(YOUR TASK): Retype each line of the material exactly, please, skipping any picture in it.

(Items from a data source)
· · ·

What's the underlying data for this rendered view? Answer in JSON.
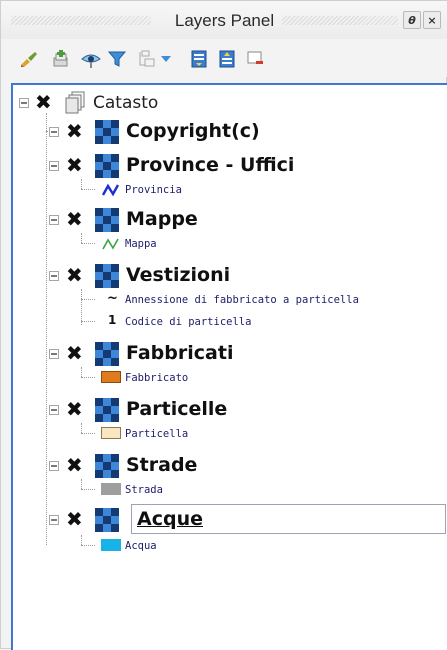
{
  "titlebar": {
    "title": "Layers Panel",
    "float_label": "θ",
    "close_label": "×"
  },
  "toolbar": {
    "icons": [
      "paint-brush-icon",
      "add-group-icon",
      "visibility-eye-icon",
      "filter-icon",
      "filter-legend-icon",
      "expand-all-icon",
      "collapse-all-icon",
      "remove-layer-icon"
    ]
  },
  "tree": {
    "group": {
      "name": "Catasto",
      "check": "✖"
    },
    "layers": [
      {
        "name": "Copyright(c)",
        "check": "✖",
        "legend": []
      },
      {
        "name": "Province - Uffici",
        "check": "✖",
        "legend": [
          {
            "symbol": "line-blue",
            "label": "Provincia"
          }
        ]
      },
      {
        "name": "Mappe",
        "check": "✖",
        "legend": [
          {
            "symbol": "line-green",
            "label": "Mappa"
          }
        ]
      },
      {
        "name": "Vestizioni",
        "check": "✖",
        "legend": [
          {
            "symbol": "tilde",
            "label": "Annessione di fabbricato a particella",
            "glyph": "~"
          },
          {
            "symbol": "one",
            "label": "Codice di particella",
            "glyph": "1"
          }
        ]
      },
      {
        "name": "Fabbricati",
        "check": "✖",
        "legend": [
          {
            "symbol": "fill",
            "label": "Fabbricato",
            "color": "#e07a1f",
            "stroke": "#8a4a10"
          }
        ]
      },
      {
        "name": "Particelle",
        "check": "✖",
        "legend": [
          {
            "symbol": "fill",
            "label": "Particella",
            "color": "#f7e6bf",
            "stroke": "#8b7a55"
          }
        ]
      },
      {
        "name": "Strade",
        "check": "✖",
        "legend": [
          {
            "symbol": "fill",
            "label": "Strada",
            "color": "#9e9e9e",
            "stroke": "#9e9e9e"
          }
        ]
      },
      {
        "name": "Acque",
        "check": "✖",
        "editing": true,
        "legend": [
          {
            "symbol": "fill",
            "label": "Acqua",
            "color": "#18b3e6",
            "stroke": "#18b3e6"
          }
        ]
      }
    ]
  },
  "colors": {
    "tree_border": "#3e78d0",
    "raster_dark": "#143a73",
    "raster_light": "#3d86d8"
  }
}
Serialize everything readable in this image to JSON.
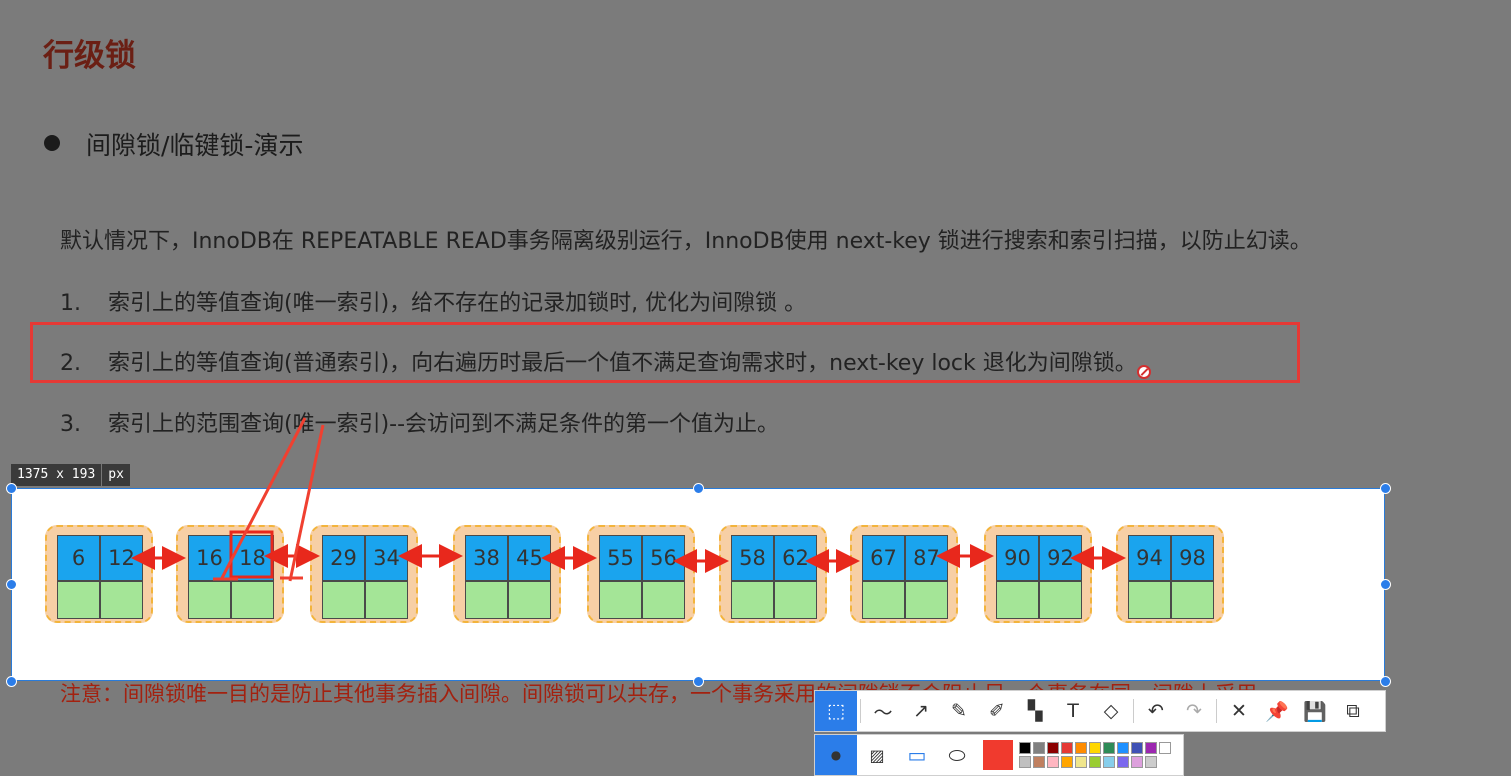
{
  "slide": {
    "title": "行级锁",
    "bullet": "间隙锁/临键锁-演示",
    "intro": "默认情况下，InnoDB在 REPEATABLE READ事务隔离级别运行，InnoDB使用 next-key 锁进行搜索和索引扫描，以防止幻读。",
    "items": [
      {
        "num": "1.",
        "text": "索引上的等值查询(唯一索引)，给不存在的记录加锁时, 优化为间隙锁 。"
      },
      {
        "num": "2.",
        "text": "索引上的等值查询(普通索引)，向右遍历时最后一个值不满足查询需求时，next-key lock 退化为间隙锁。"
      },
      {
        "num": "3.",
        "text": "索引上的范围查询(唯一索引)--会访问到不满足条件的第一个值为止。"
      }
    ],
    "note": "注意：间隙锁唯一目的是防止其他事务插入间隙。间隙锁可以共存，一个事务采用的间隙锁不会阻止另一个事务在同一间隙上采用"
  },
  "capture": {
    "size_label": "1375 x 193",
    "unit_label": "px",
    "nodes": [
      {
        "keys": [
          "6",
          "12"
        ]
      },
      {
        "keys": [
          "16",
          "18"
        ]
      },
      {
        "keys": [
          "29",
          "34"
        ]
      },
      {
        "keys": [
          "38",
          "45"
        ]
      },
      {
        "keys": [
          "55",
          "56"
        ]
      },
      {
        "keys": [
          "58",
          "62"
        ]
      },
      {
        "keys": [
          "67",
          "87"
        ]
      },
      {
        "keys": [
          "90",
          "92"
        ]
      },
      {
        "keys": [
          "94",
          "98"
        ]
      }
    ]
  },
  "colors": {
    "annotation_red": "#e53935",
    "key_cell": "#1aa4ee",
    "value_cell": "#a4e597",
    "node_bg": "#f7cfa5",
    "selection_blue": "#2b7de9"
  },
  "toolbar": {
    "tools": [
      "shape-tool-icon",
      "polyline-icon",
      "arrow-icon",
      "pencil-icon",
      "marker-icon",
      "mosaic-icon",
      "text-icon",
      "eraser-icon",
      "undo-icon",
      "redo-icon",
      "close-icon",
      "pin-icon",
      "save-icon",
      "copy-icon"
    ],
    "palette": [
      "#000000",
      "#808080",
      "#8b0000",
      "#e53935",
      "#ff8c00",
      "#ffd700",
      "#2e8b57",
      "#1e90ff",
      "#3f51b5",
      "#9c27b0",
      "#ffffff",
      "#c0c0c0",
      "#c08060",
      "#ffb6c1",
      "#ffa500",
      "#f0e68c",
      "#9acd32",
      "#87ceeb",
      "#7b68ee",
      "#dda0dd",
      "#cccccc"
    ],
    "current_color": "#f03a2e"
  }
}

· · ·

(SOLUTION TO THIS EXERCISE):
What's the underlying data for this rendered view? Answer in JSON.
{
  "titlebar": {
    "title": "Layers Panel",
    "float_label": "θ",
    "close_label": "×"
  },
  "toolbar": {
    "icons": [
      "paint-brush-icon",
      "add-group-icon",
      "visibility-eye-icon",
      "filter-icon",
      "filter-legend-icon",
      "expand-all-icon",
      "collapse-all-icon",
      "remove-layer-icon"
    ]
  },
  "tree": {
    "group": {
      "name": "Catasto",
      "check": "✖"
    },
    "layers": [
      {
        "name": "Copyright(c)",
        "check": "✖",
        "legend": []
      },
      {
        "name": "Province - Uffici",
        "check": "✖",
        "legend": [
          {
            "symbol": "line-blue",
            "label": "Provincia"
          }
        ]
      },
      {
        "name": "Mappe",
        "check": "✖",
        "legend": [
          {
            "symbol": "line-green",
            "label": "Mappa"
          }
        ]
      },
      {
        "name": "Vestizioni",
        "check": "✖",
        "legend": [
          {
            "symbol": "tilde",
            "label": "Annessione di fabbricato a particella",
            "glyph": "~"
          },
          {
            "symbol": "one",
            "label": "Codice di particella",
            "glyph": "1"
          }
        ]
      },
      {
        "name": "Fabbricati",
        "check": "✖",
        "legend": [
          {
            "symbol": "fill",
            "label": "Fabbricato",
            "color": "#e07a1f",
            "stroke": "#8a4a10"
          }
        ]
      },
      {
        "name": "Particelle",
        "check": "✖",
        "legend": [
          {
            "symbol": "fill",
            "label": "Particella",
            "color": "#f7e6bf",
            "stroke": "#8b7a55"
          }
        ]
      },
      {
        "name": "Strade",
        "check": "✖",
        "legend": [
          {
            "symbol": "fill",
            "label": "Strada",
            "color": "#9e9e9e",
            "stroke": "#9e9e9e"
          }
        ]
      },
      {
        "name": "Acque",
        "check": "✖",
        "editing": true,
        "legend": [
          {
            "symbol": "fill",
            "label": "Acqua",
            "color": "#18b3e6",
            "stroke": "#18b3e6"
          }
        ]
      }
    ]
  },
  "colors": {
    "tree_border": "#3e78d0",
    "raster_dark": "#143a73",
    "raster_light": "#3d86d8"
  }
}
Serialize everything readable in this image to JSON.
{
  "slide": {
    "title": "行级锁",
    "bullet": "间隙锁/临键锁-演示",
    "intro": "默认情况下，InnoDB在 REPEATABLE READ事务隔离级别运行，InnoDB使用 next-key 锁进行搜索和索引扫描，以防止幻读。",
    "items": [
      {
        "num": "1.",
        "text": "索引上的等值查询(唯一索引)，给不存在的记录加锁时, 优化为间隙锁 。"
      },
      {
        "num": "2.",
        "text": "索引上的等值查询(普通索引)，向右遍历时最后一个值不满足查询需求时，next-key lock 退化为间隙锁。"
      },
      {
        "num": "3.",
        "text": "索引上的范围查询(唯一索引)--会访问到不满足条件的第一个值为止。"
      }
    ],
    "note": "注意：间隙锁唯一目的是防止其他事务插入间隙。间隙锁可以共存，一个事务采用的间隙锁不会阻止另一个事务在同一间隙上采用"
  },
  "capture": {
    "size_label": "1375 x 193",
    "unit_label": "px",
    "nodes": [
      {
        "keys": [
          "6",
          "12"
        ]
      },
      {
        "keys": [
          "16",
          "18"
        ]
      },
      {
        "keys": [
          "29",
          "34"
        ]
      },
      {
        "keys": [
          "38",
          "45"
        ]
      },
      {
        "keys": [
          "55",
          "56"
        ]
      },
      {
        "keys": [
          "58",
          "62"
        ]
      },
      {
        "keys": [
          "67",
          "87"
        ]
      },
      {
        "keys": [
          "90",
          "92"
        ]
      },
      {
        "keys": [
          "94",
          "98"
        ]
      }
    ]
  },
  "colors": {
    "annotation_red": "#e53935",
    "key_cell": "#1aa4ee",
    "value_cell": "#a4e597",
    "node_bg": "#f7cfa5",
    "selection_blue": "#2b7de9"
  },
  "toolbar": {
    "tools": [
      "shape-tool-icon",
      "polyline-icon",
      "arrow-icon",
      "pencil-icon",
      "marker-icon",
      "mosaic-icon",
      "text-icon",
      "eraser-icon",
      "undo-icon",
      "redo-icon",
      "close-icon",
      "pin-icon",
      "save-icon",
      "copy-icon"
    ],
    "palette": [
      "#000000",
      "#808080",
      "#8b0000",
      "#e53935",
      "#ff8c00",
      "#ffd700",
      "#2e8b57",
      "#1e90ff",
      "#3f51b5",
      "#9c27b0",
      "#ffffff",
      "#c0c0c0",
      "#c08060",
      "#ffb6c1",
      "#ffa500",
      "#f0e68c",
      "#9acd32",
      "#87ceeb",
      "#7b68ee",
      "#dda0dd",
      "#cccccc"
    ],
    "current_color": "#f03a2e"
  }
}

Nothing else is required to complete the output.